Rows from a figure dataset
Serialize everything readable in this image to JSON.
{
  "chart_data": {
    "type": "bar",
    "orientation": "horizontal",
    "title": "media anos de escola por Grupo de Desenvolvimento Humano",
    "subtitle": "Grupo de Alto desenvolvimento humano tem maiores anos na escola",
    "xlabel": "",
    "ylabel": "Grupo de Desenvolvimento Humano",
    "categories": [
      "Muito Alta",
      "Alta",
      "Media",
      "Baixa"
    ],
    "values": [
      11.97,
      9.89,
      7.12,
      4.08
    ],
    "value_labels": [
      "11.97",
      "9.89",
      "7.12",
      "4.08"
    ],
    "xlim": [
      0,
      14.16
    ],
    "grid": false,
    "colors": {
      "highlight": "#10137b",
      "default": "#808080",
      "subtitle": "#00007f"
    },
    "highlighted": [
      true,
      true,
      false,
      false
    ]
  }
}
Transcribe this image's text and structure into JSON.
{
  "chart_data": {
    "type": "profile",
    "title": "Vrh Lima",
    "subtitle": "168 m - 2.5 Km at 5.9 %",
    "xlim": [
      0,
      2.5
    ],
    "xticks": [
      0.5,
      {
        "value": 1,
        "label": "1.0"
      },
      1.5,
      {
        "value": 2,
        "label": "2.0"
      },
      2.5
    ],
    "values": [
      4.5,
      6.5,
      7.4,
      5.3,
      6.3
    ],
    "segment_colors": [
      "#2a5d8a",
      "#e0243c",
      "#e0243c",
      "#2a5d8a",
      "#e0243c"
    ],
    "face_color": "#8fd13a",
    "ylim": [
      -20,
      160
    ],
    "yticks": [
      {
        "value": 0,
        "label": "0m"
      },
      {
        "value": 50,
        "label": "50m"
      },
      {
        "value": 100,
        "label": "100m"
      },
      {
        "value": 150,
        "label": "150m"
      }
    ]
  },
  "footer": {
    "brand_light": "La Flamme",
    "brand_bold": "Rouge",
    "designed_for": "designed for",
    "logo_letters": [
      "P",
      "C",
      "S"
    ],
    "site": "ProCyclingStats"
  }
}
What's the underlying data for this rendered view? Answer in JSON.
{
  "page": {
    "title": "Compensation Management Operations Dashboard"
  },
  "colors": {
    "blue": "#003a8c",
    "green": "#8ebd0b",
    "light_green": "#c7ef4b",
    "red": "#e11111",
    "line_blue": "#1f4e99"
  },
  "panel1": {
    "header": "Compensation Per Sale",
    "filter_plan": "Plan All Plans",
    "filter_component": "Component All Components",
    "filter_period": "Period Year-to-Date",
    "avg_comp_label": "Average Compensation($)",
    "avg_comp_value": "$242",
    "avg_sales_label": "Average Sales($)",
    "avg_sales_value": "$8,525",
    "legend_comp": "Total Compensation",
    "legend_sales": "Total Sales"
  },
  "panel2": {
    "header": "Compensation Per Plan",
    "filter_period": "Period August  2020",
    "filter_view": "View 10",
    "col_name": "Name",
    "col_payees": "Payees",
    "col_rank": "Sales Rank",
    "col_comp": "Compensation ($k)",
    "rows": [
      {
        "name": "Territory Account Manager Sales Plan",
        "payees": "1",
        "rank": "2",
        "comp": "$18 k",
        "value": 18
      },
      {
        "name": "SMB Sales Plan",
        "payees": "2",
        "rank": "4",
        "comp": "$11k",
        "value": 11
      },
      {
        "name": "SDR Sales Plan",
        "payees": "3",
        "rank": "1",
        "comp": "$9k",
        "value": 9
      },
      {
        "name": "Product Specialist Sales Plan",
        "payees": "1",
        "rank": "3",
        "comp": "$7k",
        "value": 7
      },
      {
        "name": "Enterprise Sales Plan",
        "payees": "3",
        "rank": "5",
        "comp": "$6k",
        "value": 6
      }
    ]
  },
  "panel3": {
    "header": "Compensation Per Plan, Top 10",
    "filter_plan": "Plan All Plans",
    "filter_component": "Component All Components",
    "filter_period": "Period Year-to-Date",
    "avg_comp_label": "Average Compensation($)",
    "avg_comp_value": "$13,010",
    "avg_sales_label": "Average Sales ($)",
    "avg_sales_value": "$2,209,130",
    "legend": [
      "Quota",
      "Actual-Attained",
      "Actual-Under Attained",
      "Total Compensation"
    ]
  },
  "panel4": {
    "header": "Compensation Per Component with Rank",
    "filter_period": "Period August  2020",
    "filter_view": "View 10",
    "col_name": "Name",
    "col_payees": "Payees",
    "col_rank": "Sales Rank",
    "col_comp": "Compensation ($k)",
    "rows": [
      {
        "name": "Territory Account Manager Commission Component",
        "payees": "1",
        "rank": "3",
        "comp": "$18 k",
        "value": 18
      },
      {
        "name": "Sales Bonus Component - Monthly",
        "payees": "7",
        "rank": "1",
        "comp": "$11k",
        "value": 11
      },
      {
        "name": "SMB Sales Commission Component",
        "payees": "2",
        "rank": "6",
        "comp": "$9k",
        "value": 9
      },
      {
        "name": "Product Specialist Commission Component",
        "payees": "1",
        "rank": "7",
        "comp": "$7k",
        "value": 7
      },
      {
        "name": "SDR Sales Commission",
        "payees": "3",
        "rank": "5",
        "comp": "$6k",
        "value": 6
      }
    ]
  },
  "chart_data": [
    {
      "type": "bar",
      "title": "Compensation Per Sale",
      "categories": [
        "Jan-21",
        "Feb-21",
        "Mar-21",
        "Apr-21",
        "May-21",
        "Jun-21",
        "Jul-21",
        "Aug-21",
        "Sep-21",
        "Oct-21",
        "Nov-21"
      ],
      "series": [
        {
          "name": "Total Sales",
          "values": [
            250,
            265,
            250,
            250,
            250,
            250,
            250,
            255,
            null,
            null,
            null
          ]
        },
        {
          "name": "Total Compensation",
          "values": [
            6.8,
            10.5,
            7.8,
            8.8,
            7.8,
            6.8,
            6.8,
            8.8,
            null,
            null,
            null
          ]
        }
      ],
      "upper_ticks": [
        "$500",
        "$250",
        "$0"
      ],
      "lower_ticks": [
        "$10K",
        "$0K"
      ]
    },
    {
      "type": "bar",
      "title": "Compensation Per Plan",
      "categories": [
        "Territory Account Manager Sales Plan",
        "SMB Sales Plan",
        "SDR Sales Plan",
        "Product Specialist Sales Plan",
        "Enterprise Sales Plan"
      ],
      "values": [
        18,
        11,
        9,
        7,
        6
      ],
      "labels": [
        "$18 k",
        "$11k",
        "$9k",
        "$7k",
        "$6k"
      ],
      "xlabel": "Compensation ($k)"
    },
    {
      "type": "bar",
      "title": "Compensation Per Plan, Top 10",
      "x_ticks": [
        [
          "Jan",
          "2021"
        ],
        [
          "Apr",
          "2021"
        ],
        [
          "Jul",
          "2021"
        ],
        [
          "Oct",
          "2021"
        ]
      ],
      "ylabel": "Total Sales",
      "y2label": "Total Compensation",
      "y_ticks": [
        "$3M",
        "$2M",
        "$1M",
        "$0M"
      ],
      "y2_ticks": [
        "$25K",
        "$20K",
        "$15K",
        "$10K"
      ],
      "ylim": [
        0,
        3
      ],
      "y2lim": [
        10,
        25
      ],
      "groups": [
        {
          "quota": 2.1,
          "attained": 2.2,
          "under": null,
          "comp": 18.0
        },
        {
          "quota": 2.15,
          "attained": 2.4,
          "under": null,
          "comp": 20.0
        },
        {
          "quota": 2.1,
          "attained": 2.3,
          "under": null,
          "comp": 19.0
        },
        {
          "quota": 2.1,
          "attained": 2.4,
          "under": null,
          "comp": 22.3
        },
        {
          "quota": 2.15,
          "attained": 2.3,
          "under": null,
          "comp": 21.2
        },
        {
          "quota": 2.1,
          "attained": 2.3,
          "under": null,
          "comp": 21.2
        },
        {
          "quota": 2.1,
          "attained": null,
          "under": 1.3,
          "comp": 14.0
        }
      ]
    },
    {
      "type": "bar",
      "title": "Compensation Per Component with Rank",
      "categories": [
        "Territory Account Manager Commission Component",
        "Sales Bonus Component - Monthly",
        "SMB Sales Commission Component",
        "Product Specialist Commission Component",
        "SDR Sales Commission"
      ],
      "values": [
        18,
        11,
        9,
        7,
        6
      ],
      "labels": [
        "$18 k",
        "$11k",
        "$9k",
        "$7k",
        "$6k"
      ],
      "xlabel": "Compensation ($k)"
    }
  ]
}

◆ Work required:
Pick out each line containing "JSON" and report it.

◆ Problem solution:
Serialize everything readable in this image to JSON.
Transcribe this image's text and structure into JSON.
What's the underlying data for this rendered view? Answer in JSON.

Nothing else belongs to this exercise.